▸ **TASK INSTRUCTIONS**:
An exact copy of all the data is required, with pictures left out.

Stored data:
##########

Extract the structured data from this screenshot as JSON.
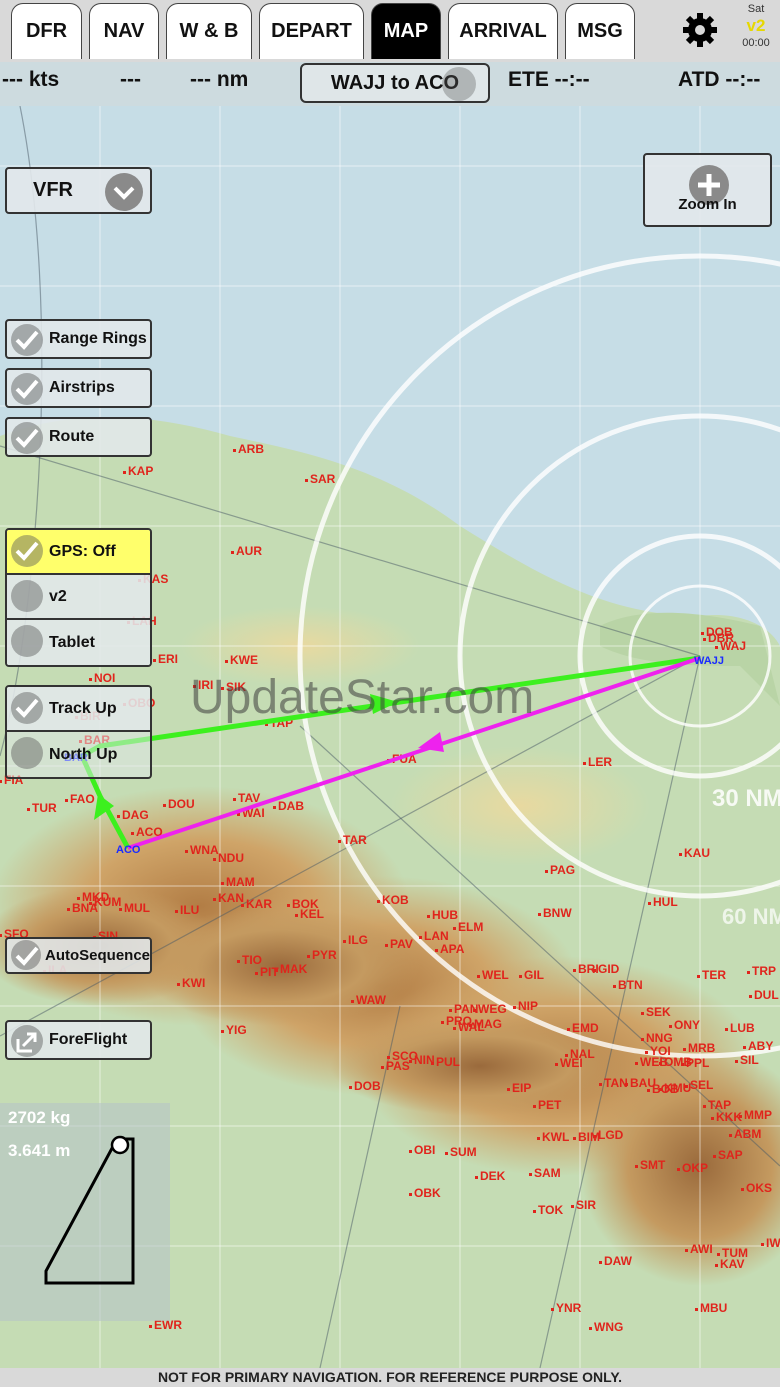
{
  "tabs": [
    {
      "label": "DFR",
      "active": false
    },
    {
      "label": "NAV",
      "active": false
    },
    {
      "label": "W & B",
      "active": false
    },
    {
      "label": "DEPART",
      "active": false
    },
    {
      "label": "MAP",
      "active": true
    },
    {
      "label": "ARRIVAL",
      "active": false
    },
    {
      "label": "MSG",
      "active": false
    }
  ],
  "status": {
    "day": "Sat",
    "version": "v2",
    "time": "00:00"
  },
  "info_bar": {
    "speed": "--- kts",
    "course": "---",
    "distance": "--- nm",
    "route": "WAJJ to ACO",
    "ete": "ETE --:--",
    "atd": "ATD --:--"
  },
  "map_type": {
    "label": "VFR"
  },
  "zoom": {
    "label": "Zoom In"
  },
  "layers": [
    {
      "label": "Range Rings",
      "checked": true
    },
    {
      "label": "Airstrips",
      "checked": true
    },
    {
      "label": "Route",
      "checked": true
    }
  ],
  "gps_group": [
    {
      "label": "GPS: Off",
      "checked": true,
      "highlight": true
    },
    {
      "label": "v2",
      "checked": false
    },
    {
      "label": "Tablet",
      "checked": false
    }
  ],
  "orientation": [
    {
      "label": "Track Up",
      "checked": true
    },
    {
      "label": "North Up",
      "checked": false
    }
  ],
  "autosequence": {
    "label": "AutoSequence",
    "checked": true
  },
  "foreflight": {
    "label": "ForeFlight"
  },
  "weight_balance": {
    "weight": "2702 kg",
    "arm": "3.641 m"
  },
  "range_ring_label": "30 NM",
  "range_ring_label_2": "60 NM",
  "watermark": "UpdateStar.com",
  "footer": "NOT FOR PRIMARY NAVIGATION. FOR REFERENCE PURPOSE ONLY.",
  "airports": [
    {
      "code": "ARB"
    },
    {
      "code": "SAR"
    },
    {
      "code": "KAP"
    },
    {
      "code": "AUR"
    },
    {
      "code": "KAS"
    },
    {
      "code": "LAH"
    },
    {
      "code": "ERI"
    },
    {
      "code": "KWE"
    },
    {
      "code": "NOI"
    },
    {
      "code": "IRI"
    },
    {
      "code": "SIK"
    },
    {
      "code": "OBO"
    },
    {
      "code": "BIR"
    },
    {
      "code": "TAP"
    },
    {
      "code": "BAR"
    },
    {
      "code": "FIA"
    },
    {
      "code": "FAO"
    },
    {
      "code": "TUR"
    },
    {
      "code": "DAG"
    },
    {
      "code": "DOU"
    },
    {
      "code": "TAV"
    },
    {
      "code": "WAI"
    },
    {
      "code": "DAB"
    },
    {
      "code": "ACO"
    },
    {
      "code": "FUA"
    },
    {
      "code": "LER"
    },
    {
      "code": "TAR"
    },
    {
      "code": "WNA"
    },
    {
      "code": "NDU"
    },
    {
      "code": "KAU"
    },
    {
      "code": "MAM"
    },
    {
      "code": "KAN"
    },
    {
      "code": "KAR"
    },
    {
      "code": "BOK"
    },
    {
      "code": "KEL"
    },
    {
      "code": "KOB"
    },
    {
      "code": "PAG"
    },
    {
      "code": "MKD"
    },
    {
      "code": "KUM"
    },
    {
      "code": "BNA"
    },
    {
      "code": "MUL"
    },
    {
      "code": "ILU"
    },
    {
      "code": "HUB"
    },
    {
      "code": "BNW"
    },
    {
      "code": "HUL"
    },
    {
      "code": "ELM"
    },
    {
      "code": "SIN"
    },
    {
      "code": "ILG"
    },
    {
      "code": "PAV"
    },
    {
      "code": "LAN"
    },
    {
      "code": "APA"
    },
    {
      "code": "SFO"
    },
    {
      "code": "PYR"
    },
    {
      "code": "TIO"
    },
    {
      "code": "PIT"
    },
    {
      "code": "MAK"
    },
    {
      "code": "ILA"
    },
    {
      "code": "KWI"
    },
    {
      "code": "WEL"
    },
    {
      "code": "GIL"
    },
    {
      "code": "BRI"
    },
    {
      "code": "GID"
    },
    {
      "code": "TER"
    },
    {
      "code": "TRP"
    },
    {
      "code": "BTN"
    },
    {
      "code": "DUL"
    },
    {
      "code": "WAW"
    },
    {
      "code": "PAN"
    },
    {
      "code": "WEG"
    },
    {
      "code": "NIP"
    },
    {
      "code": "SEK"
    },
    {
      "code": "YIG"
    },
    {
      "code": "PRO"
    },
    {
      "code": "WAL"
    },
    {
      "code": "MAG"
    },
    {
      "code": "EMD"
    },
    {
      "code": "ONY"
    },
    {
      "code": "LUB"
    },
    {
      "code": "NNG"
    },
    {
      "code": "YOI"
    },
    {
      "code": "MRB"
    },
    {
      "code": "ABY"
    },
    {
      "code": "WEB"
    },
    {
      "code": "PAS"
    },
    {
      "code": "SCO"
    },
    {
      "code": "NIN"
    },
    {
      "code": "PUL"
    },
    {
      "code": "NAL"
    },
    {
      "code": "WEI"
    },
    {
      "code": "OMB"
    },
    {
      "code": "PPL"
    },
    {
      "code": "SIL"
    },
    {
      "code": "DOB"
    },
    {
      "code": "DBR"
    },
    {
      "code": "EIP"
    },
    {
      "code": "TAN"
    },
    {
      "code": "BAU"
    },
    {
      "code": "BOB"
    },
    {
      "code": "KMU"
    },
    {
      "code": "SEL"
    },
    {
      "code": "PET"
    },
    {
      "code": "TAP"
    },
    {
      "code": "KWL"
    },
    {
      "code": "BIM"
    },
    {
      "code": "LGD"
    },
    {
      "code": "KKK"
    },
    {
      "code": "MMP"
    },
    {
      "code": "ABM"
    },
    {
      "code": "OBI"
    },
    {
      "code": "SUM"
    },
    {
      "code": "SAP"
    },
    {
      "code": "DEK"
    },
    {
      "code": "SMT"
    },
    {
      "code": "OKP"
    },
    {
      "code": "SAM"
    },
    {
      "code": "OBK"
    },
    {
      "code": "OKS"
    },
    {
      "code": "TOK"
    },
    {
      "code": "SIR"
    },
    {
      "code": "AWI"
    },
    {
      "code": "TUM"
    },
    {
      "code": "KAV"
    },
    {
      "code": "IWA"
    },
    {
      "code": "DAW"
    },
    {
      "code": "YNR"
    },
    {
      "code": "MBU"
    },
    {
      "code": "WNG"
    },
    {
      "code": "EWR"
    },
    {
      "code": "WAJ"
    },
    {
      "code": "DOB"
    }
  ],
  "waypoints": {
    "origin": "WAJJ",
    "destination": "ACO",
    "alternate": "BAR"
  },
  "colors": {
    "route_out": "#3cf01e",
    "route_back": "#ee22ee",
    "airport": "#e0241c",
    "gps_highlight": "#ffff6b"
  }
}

##########

▸ **CORRECT ANSWER**:
Extract the structured data from this screenshot as JSON.
{
  "tabs": [
    {
      "label": "DFR",
      "active": false
    },
    {
      "label": "NAV",
      "active": false
    },
    {
      "label": "W & B",
      "active": false
    },
    {
      "label": "DEPART",
      "active": false
    },
    {
      "label": "MAP",
      "active": true
    },
    {
      "label": "ARRIVAL",
      "active": false
    },
    {
      "label": "MSG",
      "active": false
    }
  ],
  "status": {
    "day": "Sat",
    "version": "v2",
    "time": "00:00"
  },
  "info_bar": {
    "speed": "--- kts",
    "course": "---",
    "distance": "--- nm",
    "route": "WAJJ to ACO",
    "ete": "ETE --:--",
    "atd": "ATD --:--"
  },
  "map_type": {
    "label": "VFR"
  },
  "zoom": {
    "label": "Zoom In"
  },
  "layers": [
    {
      "label": "Range Rings",
      "checked": true
    },
    {
      "label": "Airstrips",
      "checked": true
    },
    {
      "label": "Route",
      "checked": true
    }
  ],
  "gps_group": [
    {
      "label": "GPS: Off",
      "checked": true,
      "highlight": true
    },
    {
      "label": "v2",
      "checked": false
    },
    {
      "label": "Tablet",
      "checked": false
    }
  ],
  "orientation": [
    {
      "label": "Track Up",
      "checked": true
    },
    {
      "label": "North Up",
      "checked": false
    }
  ],
  "autosequence": {
    "label": "AutoSequence",
    "checked": true
  },
  "foreflight": {
    "label": "ForeFlight"
  },
  "weight_balance": {
    "weight": "2702 kg",
    "arm": "3.641 m"
  },
  "range_ring_label": "30 NM",
  "range_ring_label_2": "60 NM",
  "watermark": "UpdateStar.com",
  "footer": "NOT FOR PRIMARY NAVIGATION. FOR REFERENCE PURPOSE ONLY.",
  "airports": [
    {
      "code": "ARB"
    },
    {
      "code": "SAR"
    },
    {
      "code": "KAP"
    },
    {
      "code": "AUR"
    },
    {
      "code": "KAS"
    },
    {
      "code": "LAH"
    },
    {
      "code": "ERI"
    },
    {
      "code": "KWE"
    },
    {
      "code": "NOI"
    },
    {
      "code": "IRI"
    },
    {
      "code": "SIK"
    },
    {
      "code": "OBO"
    },
    {
      "code": "BIR"
    },
    {
      "code": "TAP"
    },
    {
      "code": "BAR"
    },
    {
      "code": "FIA"
    },
    {
      "code": "FAO"
    },
    {
      "code": "TUR"
    },
    {
      "code": "DAG"
    },
    {
      "code": "DOU"
    },
    {
      "code": "TAV"
    },
    {
      "code": "WAI"
    },
    {
      "code": "DAB"
    },
    {
      "code": "ACO"
    },
    {
      "code": "FUA"
    },
    {
      "code": "LER"
    },
    {
      "code": "TAR"
    },
    {
      "code": "WNA"
    },
    {
      "code": "NDU"
    },
    {
      "code": "KAU"
    },
    {
      "code": "MAM"
    },
    {
      "code": "KAN"
    },
    {
      "code": "KAR"
    },
    {
      "code": "BOK"
    },
    {
      "code": "KEL"
    },
    {
      "code": "KOB"
    },
    {
      "code": "PAG"
    },
    {
      "code": "MKD"
    },
    {
      "code": "KUM"
    },
    {
      "code": "BNA"
    },
    {
      "code": "MUL"
    },
    {
      "code": "ILU"
    },
    {
      "code": "HUB"
    },
    {
      "code": "BNW"
    },
    {
      "code": "HUL"
    },
    {
      "code": "ELM"
    },
    {
      "code": "SIN"
    },
    {
      "code": "ILG"
    },
    {
      "code": "PAV"
    },
    {
      "code": "LAN"
    },
    {
      "code": "APA"
    },
    {
      "code": "SFO"
    },
    {
      "code": "PYR"
    },
    {
      "code": "TIO"
    },
    {
      "code": "PIT"
    },
    {
      "code": "MAK"
    },
    {
      "code": "ILA"
    },
    {
      "code": "KWI"
    },
    {
      "code": "WEL"
    },
    {
      "code": "GIL"
    },
    {
      "code": "BRI"
    },
    {
      "code": "GID"
    },
    {
      "code": "TER"
    },
    {
      "code": "TRP"
    },
    {
      "code": "BTN"
    },
    {
      "code": "DUL"
    },
    {
      "code": "WAW"
    },
    {
      "code": "PAN"
    },
    {
      "code": "WEG"
    },
    {
      "code": "NIP"
    },
    {
      "code": "SEK"
    },
    {
      "code": "YIG"
    },
    {
      "code": "PRO"
    },
    {
      "code": "WAL"
    },
    {
      "code": "MAG"
    },
    {
      "code": "EMD"
    },
    {
      "code": "ONY"
    },
    {
      "code": "LUB"
    },
    {
      "code": "NNG"
    },
    {
      "code": "YOI"
    },
    {
      "code": "MRB"
    },
    {
      "code": "ABY"
    },
    {
      "code": "WEB"
    },
    {
      "code": "PAS"
    },
    {
      "code": "SCO"
    },
    {
      "code": "NIN"
    },
    {
      "code": "PUL"
    },
    {
      "code": "NAL"
    },
    {
      "code": "WEI"
    },
    {
      "code": "OMB"
    },
    {
      "code": "PPL"
    },
    {
      "code": "SIL"
    },
    {
      "code": "DOB"
    },
    {
      "code": "DBR"
    },
    {
      "code": "EIP"
    },
    {
      "code": "TAN"
    },
    {
      "code": "BAU"
    },
    {
      "code": "BOB"
    },
    {
      "code": "KMU"
    },
    {
      "code": "SEL"
    },
    {
      "code": "PET"
    },
    {
      "code": "TAP"
    },
    {
      "code": "KWL"
    },
    {
      "code": "BIM"
    },
    {
      "code": "LGD"
    },
    {
      "code": "KKK"
    },
    {
      "code": "MMP"
    },
    {
      "code": "ABM"
    },
    {
      "code": "OBI"
    },
    {
      "code": "SUM"
    },
    {
      "code": "SAP"
    },
    {
      "code": "DEK"
    },
    {
      "code": "SMT"
    },
    {
      "code": "OKP"
    },
    {
      "code": "SAM"
    },
    {
      "code": "OBK"
    },
    {
      "code": "OKS"
    },
    {
      "code": "TOK"
    },
    {
      "code": "SIR"
    },
    {
      "code": "AWI"
    },
    {
      "code": "TUM"
    },
    {
      "code": "KAV"
    },
    {
      "code": "IWA"
    },
    {
      "code": "DAW"
    },
    {
      "code": "YNR"
    },
    {
      "code": "MBU"
    },
    {
      "code": "WNG"
    },
    {
      "code": "EWR"
    },
    {
      "code": "WAJ"
    },
    {
      "code": "DOB"
    }
  ],
  "waypoints": {
    "origin": "WAJJ",
    "destination": "ACO",
    "alternate": "BAR"
  },
  "colors": {
    "route_out": "#3cf01e",
    "route_back": "#ee22ee",
    "airport": "#e0241c",
    "gps_highlight": "#ffff6b"
  }
}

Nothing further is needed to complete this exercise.